Segmento do documento —
O que me está a mexer com os nervos mesmo

É estar a ouvir, há tres dias para cá (folgou no domingo), todas as tardes, o vizinho raspar com a pá no monte de gravilha que deve ter no quintal, para levar para o jardim, num carro de mão.

Até já me arrepia...

segunda-feira, 23 de março de 2020

Não deixar a tristeza chegar-se à minha beira...

Passa pouco das 21h, quando escrevo a partir da minha cama. Praticamente desde quinta que quase me deito com as galinhas. Tenho andado a dormir em média dez horas; continuo a acordar cedo. 
Não ligo a TV desde quinta; não porque queira ser avestruz a enterrar a cabeça na areia, mas porque esteja eu ou não a par dos factos, isso não os vai mudar. Todos os dias quando me levanto, não faço nenhuma oração - se calhar, devia, não sei - mas tento cultivar a alegria e o bom humor, e ligo o radio ou coloco músicas boa onda em modo repeat. Ando todo o dia de fones nos ouvidos. Preciso de boas energias. Tennto que os que me são próximos, que me são queridos, se mantenham serenos e saibam driblar neste jogo sem regras, com aquilo que lhes cabe fazer. Tento não pensar no que pode estar para vir, tento ser positiva, tento manter-me mentalmente sã. 
Esta semana estou em casa, está previsto na próxima ir trabalhar. Hoje mandei os bons diasàs colegas que ficaram. Enviei-lhes uma graça, para que, pelo menos, uma vez hoje dessem una gargalhada. O feedback foi positivo. Amanhã torno a repetir a dose.

Tarefa atribuída A — Extraia do segmento do documento o trecho que começa em "É estar a ouvir, há" e prossegue até "carro de mão.", sem alterar nada.
Tarefa atribuída B —
Com base no segmento do documento, responda às seguintes perguntas:
(i) Em que transporta o vizinho a gravilha para o jardim?
(ii) Quantas horas, em média, tem dormido quem escreve?
(iii) Em que semana está previsto ir trabalhar?

Os dados —
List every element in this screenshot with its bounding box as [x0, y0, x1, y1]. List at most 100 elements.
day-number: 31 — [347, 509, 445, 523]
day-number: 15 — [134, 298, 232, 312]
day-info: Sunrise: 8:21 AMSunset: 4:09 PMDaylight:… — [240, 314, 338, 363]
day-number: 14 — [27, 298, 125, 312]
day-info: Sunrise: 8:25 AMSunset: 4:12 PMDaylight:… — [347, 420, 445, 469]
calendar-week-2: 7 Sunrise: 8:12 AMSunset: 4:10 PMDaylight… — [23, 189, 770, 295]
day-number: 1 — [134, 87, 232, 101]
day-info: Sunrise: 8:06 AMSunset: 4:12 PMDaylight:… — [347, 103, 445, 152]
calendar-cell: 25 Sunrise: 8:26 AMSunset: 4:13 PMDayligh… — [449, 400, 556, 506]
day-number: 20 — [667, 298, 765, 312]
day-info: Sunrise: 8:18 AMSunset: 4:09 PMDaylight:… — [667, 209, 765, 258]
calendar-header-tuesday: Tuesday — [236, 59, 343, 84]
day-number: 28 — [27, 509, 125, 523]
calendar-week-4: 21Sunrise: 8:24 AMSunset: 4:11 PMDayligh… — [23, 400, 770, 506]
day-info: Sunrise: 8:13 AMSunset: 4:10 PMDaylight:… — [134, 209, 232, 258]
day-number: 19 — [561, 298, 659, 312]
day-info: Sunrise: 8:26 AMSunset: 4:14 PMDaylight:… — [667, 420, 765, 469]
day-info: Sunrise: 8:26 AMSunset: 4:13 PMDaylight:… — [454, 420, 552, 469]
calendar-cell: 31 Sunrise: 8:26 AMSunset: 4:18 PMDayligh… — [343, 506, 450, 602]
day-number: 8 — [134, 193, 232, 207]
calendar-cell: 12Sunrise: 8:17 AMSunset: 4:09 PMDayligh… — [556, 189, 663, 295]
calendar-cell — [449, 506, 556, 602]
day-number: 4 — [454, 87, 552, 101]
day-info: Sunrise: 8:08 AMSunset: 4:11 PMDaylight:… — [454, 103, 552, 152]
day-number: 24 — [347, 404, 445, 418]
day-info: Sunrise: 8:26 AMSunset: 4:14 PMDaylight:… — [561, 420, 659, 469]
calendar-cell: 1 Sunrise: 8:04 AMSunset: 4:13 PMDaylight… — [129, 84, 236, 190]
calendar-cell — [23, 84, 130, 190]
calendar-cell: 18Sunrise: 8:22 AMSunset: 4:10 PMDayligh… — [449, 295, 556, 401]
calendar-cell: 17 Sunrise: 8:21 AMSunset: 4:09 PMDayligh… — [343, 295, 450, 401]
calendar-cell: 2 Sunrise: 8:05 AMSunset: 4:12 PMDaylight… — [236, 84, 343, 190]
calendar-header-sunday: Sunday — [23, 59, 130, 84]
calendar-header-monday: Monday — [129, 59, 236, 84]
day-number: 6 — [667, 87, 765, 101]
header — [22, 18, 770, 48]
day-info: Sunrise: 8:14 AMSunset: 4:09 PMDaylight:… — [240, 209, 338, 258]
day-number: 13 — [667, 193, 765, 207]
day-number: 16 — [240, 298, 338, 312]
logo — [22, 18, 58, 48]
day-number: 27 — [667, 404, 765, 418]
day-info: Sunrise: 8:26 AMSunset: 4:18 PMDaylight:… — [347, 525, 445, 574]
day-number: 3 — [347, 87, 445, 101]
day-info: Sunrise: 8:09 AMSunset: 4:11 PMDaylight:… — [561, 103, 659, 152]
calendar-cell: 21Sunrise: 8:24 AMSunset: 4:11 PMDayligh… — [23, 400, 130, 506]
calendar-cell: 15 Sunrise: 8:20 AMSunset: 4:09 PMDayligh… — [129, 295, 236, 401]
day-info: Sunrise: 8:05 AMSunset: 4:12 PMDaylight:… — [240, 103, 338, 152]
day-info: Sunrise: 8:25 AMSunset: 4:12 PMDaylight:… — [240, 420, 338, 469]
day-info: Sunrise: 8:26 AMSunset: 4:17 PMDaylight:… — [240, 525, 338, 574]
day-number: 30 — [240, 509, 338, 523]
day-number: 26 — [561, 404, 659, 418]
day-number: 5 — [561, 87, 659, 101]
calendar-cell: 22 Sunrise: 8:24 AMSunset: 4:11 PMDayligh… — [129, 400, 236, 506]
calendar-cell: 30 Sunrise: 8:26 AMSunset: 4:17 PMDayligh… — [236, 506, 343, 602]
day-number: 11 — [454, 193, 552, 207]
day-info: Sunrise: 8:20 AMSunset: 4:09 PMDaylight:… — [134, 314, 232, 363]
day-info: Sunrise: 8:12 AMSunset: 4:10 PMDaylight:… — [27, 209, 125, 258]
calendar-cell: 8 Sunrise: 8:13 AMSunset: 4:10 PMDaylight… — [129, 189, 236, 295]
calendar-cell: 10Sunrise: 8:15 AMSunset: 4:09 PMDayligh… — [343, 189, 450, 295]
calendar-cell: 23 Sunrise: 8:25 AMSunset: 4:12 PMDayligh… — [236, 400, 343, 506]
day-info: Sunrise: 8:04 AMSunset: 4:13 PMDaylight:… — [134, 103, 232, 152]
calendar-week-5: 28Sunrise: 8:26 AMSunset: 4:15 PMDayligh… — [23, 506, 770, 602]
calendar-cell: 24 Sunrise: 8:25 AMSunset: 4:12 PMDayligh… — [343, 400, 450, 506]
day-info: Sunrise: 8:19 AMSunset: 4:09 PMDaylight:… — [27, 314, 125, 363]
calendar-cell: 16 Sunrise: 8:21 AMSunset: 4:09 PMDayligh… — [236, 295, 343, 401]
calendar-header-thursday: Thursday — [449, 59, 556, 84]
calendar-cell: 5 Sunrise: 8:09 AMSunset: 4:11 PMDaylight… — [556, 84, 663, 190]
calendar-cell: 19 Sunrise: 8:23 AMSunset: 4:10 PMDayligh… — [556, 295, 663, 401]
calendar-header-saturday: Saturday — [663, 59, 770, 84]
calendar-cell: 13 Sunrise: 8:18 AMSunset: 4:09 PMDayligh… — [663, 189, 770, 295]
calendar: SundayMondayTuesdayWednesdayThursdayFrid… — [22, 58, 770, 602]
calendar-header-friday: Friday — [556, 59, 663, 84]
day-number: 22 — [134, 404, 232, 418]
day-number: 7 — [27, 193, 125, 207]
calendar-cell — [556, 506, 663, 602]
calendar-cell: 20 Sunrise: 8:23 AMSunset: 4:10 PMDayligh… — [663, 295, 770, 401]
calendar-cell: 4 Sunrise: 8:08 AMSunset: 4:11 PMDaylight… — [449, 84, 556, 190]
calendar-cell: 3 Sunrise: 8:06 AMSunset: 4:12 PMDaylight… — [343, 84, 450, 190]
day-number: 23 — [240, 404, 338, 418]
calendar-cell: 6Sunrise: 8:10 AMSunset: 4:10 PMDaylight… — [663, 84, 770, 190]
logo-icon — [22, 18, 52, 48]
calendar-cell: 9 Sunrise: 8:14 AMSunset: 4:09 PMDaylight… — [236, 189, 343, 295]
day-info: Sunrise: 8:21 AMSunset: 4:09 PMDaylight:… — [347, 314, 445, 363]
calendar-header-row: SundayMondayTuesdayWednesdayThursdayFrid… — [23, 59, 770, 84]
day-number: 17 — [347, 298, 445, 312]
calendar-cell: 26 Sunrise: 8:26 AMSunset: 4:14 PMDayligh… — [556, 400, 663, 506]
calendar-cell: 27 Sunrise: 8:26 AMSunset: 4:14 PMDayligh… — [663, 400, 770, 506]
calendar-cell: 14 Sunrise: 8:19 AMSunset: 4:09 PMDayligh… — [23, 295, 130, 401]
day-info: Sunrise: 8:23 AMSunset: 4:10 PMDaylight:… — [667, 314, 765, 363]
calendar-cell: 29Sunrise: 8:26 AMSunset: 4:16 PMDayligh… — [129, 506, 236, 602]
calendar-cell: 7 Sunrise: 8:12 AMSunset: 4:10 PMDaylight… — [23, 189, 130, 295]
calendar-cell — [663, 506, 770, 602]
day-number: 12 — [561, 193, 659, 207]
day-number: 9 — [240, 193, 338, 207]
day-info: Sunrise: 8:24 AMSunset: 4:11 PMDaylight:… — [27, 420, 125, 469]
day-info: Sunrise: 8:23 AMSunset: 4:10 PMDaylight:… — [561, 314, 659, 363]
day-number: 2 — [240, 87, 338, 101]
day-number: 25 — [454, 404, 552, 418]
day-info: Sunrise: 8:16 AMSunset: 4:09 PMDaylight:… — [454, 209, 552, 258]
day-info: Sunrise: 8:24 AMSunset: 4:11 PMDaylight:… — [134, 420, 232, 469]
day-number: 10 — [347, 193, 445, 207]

Resposta escrita A —
É estar a ouvir, há tres dias para cá (folgou no domingo), todas as tardes, o vizinho raspar com a pá no monte de gravilha que deve ter no quintal, para levar para o jardim, num carro de mão.

Resposta escrita B —
(i) Num carro de mão.
(ii) Dez horas.
(iii) Na próxima semana.